• _INSTRUCTIONS FOR THE TASK_: Output a single figure: the number of lines in which the word "grande" appears.

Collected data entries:
● ● ●

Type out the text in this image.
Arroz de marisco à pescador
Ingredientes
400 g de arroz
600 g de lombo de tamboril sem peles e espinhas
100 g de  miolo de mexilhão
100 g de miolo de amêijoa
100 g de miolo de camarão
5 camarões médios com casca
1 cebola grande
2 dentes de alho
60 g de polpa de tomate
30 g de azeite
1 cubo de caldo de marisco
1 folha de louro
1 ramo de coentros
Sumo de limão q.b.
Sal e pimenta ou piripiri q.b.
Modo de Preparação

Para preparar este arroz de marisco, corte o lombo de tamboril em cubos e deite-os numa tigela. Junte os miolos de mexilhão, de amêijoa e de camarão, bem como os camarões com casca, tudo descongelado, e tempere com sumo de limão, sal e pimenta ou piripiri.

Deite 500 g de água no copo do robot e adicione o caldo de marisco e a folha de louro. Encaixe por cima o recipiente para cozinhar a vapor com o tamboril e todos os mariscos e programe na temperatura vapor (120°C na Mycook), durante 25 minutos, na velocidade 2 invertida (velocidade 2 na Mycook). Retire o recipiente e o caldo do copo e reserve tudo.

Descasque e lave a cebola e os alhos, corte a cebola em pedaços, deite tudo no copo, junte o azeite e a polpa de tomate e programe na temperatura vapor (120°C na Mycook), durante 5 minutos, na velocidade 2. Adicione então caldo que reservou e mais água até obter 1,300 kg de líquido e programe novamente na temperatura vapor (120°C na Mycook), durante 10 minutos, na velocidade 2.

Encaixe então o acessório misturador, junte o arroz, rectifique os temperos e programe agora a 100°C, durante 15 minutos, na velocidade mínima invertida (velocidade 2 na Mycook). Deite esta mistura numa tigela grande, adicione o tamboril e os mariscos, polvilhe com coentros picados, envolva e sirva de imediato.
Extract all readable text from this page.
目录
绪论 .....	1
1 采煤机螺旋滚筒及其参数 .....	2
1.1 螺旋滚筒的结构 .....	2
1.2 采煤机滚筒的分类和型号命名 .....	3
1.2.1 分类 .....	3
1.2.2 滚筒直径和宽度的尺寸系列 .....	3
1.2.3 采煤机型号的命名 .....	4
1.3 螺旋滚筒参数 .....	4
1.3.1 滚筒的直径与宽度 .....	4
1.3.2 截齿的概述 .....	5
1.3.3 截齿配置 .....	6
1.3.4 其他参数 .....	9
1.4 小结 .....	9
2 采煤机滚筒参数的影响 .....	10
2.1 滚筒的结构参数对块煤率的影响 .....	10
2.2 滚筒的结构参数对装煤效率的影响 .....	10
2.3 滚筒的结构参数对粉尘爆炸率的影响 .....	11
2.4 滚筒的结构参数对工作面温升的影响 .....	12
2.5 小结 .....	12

● ● ●

• _EXERCISE RESPONSE_: 2